-- Start of SUPPLIED MATERIAL --

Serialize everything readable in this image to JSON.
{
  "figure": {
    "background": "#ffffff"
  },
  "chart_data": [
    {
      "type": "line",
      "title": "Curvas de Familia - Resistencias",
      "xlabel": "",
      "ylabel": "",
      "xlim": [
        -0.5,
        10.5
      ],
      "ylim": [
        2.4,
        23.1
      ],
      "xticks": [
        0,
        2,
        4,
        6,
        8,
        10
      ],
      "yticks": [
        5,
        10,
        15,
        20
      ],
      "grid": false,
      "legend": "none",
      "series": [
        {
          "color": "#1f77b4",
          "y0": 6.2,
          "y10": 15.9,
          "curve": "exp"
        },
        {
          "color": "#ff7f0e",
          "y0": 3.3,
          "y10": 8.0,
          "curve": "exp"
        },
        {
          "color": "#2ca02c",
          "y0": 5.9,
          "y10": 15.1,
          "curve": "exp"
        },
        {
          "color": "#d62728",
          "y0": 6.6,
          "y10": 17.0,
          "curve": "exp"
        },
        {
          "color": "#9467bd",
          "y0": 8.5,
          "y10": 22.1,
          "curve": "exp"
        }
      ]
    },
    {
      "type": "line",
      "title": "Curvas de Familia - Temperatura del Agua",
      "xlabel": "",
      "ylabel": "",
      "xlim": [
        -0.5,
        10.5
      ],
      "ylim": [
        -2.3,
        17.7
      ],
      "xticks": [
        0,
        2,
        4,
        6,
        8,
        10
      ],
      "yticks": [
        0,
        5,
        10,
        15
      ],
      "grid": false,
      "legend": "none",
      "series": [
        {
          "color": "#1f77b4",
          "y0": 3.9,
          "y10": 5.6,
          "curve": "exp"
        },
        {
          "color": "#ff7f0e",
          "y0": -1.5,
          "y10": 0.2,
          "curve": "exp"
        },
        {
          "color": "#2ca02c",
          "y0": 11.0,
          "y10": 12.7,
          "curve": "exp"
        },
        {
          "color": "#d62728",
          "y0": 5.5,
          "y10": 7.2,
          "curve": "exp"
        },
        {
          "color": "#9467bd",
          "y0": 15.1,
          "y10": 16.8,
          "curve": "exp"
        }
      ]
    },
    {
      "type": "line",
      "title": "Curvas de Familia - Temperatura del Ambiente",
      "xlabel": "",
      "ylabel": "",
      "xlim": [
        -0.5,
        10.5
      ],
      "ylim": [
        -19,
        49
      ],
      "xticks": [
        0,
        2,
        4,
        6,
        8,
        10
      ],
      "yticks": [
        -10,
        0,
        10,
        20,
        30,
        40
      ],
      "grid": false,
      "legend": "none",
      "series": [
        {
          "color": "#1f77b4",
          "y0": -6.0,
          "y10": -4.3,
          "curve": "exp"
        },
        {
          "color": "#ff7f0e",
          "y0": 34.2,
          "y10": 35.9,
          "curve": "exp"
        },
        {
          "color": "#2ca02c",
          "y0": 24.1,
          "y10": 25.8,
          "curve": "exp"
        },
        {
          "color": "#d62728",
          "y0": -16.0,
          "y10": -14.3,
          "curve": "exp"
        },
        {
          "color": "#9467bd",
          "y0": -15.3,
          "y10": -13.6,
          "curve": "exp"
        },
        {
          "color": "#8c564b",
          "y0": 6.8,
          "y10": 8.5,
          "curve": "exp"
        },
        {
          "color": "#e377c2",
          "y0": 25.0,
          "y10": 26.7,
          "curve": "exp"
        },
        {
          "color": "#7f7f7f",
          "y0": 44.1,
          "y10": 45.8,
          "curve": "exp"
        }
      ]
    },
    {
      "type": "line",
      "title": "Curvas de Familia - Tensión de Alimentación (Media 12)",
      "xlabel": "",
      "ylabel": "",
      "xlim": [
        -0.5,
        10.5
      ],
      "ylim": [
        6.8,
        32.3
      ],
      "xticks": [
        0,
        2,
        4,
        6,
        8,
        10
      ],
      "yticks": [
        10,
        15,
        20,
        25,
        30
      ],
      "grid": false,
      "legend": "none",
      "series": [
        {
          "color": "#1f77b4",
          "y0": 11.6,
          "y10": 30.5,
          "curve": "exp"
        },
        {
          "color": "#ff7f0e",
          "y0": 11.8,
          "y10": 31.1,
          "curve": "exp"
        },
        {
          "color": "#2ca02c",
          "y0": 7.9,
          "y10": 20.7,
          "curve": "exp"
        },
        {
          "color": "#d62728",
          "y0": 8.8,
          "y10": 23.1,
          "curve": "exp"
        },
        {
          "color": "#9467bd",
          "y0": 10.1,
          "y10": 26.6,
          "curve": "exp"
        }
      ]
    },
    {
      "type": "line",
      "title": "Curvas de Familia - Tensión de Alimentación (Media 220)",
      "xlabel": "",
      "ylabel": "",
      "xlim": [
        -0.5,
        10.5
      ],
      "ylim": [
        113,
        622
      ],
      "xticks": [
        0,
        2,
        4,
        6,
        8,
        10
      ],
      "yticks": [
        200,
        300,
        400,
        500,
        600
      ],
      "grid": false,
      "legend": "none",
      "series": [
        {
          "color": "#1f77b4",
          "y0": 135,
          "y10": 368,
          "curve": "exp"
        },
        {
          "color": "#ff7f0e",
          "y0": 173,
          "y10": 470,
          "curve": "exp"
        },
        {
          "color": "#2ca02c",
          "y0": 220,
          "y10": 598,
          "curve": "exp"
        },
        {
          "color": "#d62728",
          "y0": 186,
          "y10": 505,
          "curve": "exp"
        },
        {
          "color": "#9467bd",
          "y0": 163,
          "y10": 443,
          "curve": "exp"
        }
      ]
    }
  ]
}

-- End of SUPPLIED MATERIAL --

» **STATED TASK**: Your task is to repeat the data exactly; please include every line.

» **CORRECT OUTPUT**:
Serialize everything readable in this image to JSON.
{
  "figure": {
    "background": "#ffffff"
  },
  "chart_data": [
    {
      "type": "line",
      "title": "Curvas de Familia - Resistencias",
      "xlabel": "",
      "ylabel": "",
      "xlim": [
        -0.5,
        10.5
      ],
      "ylim": [
        2.4,
        23.1
      ],
      "xticks": [
        0,
        2,
        4,
        6,
        8,
        10
      ],
      "yticks": [
        5,
        10,
        15,
        20
      ],
      "grid": false,
      "legend": "none",
      "series": [
        {
          "color": "#1f77b4",
          "y0": 6.2,
          "y10": 15.9,
          "curve": "exp"
        },
        {
          "color": "#ff7f0e",
          "y0": 3.3,
          "y10": 8.0,
          "curve": "exp"
        },
        {
          "color": "#2ca02c",
          "y0": 5.9,
          "y10": 15.1,
          "curve": "exp"
        },
        {
          "color": "#d62728",
          "y0": 6.6,
          "y10": 17.0,
          "curve": "exp"
        },
        {
          "color": "#9467bd",
          "y0": 8.5,
          "y10": 22.1,
          "curve": "exp"
        }
      ]
    },
    {
      "type": "line",
      "title": "Curvas de Familia - Temperatura del Agua",
      "xlabel": "",
      "ylabel": "",
      "xlim": [
        -0.5,
        10.5
      ],
      "ylim": [
        -2.3,
        17.7
      ],
      "xticks": [
        0,
        2,
        4,
        6,
        8,
        10
      ],
      "yticks": [
        0,
        5,
        10,
        15
      ],
      "grid": false,
      "legend": "none",
      "series": [
        {
          "color": "#1f77b4",
          "y0": 3.9,
          "y10": 5.6,
          "curve": "exp"
        },
        {
          "color": "#ff7f0e",
          "y0": -1.5,
          "y10": 0.2,
          "curve": "exp"
        },
        {
          "color": "#2ca02c",
          "y0": 11.0,
          "y10": 12.7,
          "curve": "exp"
        },
        {
          "color": "#d62728",
          "y0": 5.5,
          "y10": 7.2,
          "curve": "exp"
        },
        {
          "color": "#9467bd",
          "y0": 15.1,
          "y10": 16.8,
          "curve": "exp"
        }
      ]
    },
    {
      "type": "line",
      "title": "Curvas de Familia - Temperatura del Ambiente",
      "xlabel": "",
      "ylabel": "",
      "xlim": [
        -0.5,
        10.5
      ],
      "ylim": [
        -19,
        49
      ],
      "xticks": [
        0,
        2,
        4,
        6,
        8,
        10
      ],
      "yticks": [
        -10,
        0,
        10,
        20,
        30,
        40
      ],
      "grid": false,
      "legend": "none",
      "series": [
        {
          "color": "#1f77b4",
          "y0": -6.0,
          "y10": -4.3,
          "curve": "exp"
        },
        {
          "color": "#ff7f0e",
          "y0": 34.2,
          "y10": 35.9,
          "curve": "exp"
        },
        {
          "color": "#2ca02c",
          "y0": 24.1,
          "y10": 25.8,
          "curve": "exp"
        },
        {
          "color": "#d62728",
          "y0": -16.0,
          "y10": -14.3,
          "curve": "exp"
        },
        {
          "color": "#9467bd",
          "y0": -15.3,
          "y10": -13.6,
          "curve": "exp"
        },
        {
          "color": "#8c564b",
          "y0": 6.8,
          "y10": 8.5,
          "curve": "exp"
        },
        {
          "color": "#e377c2",
          "y0": 25.0,
          "y10": 26.7,
          "curve": "exp"
        },
        {
          "color": "#7f7f7f",
          "y0": 44.1,
          "y10": 45.8,
          "curve": "exp"
        }
      ]
    },
    {
      "type": "line",
      "title": "Curvas de Familia - Tensión de Alimentación (Media 12)",
      "xlabel": "",
      "ylabel": "",
      "xlim": [
        -0.5,
        10.5
      ],
      "ylim": [
        6.8,
        32.3
      ],
      "xticks": [
        0,
        2,
        4,
        6,
        8,
        10
      ],
      "yticks": [
        10,
        15,
        20,
        25,
        30
      ],
      "grid": false,
      "legend": "none",
      "series": [
        {
          "color": "#1f77b4",
          "y0": 11.6,
          "y10": 30.5,
          "curve": "exp"
        },
        {
          "color": "#ff7f0e",
          "y0": 11.8,
          "y10": 31.1,
          "curve": "exp"
        },
        {
          "color": "#2ca02c",
          "y0": 7.9,
          "y10": 20.7,
          "curve": "exp"
        },
        {
          "color": "#d62728",
          "y0": 8.8,
          "y10": 23.1,
          "curve": "exp"
        },
        {
          "color": "#9467bd",
          "y0": 10.1,
          "y10": 26.6,
          "curve": "exp"
        }
      ]
    },
    {
      "type": "line",
      "title": "Curvas de Familia - Tensión de Alimentación (Media 220)",
      "xlabel": "",
      "ylabel": "",
      "xlim": [
        -0.5,
        10.5
      ],
      "ylim": [
        113,
        622
      ],
      "xticks": [
        0,
        2,
        4,
        6,
        8,
        10
      ],
      "yticks": [
        200,
        300,
        400,
        500,
        600
      ],
      "grid": false,
      "legend": "none",
      "series": [
        {
          "color": "#1f77b4",
          "y0": 135,
          "y10": 368,
          "curve": "exp"
        },
        {
          "color": "#ff7f0e",
          "y0": 173,
          "y10": 470,
          "curve": "exp"
        },
        {
          "color": "#2ca02c",
          "y0": 220,
          "y10": 598,
          "curve": "exp"
        },
        {
          "color": "#d62728",
          "y0": 186,
          "y10": 505,
          "curve": "exp"
        },
        {
          "color": "#9467bd",
          "y0": 163,
          "y10": 443,
          "curve": "exp"
        }
      ]
    }
  ]
}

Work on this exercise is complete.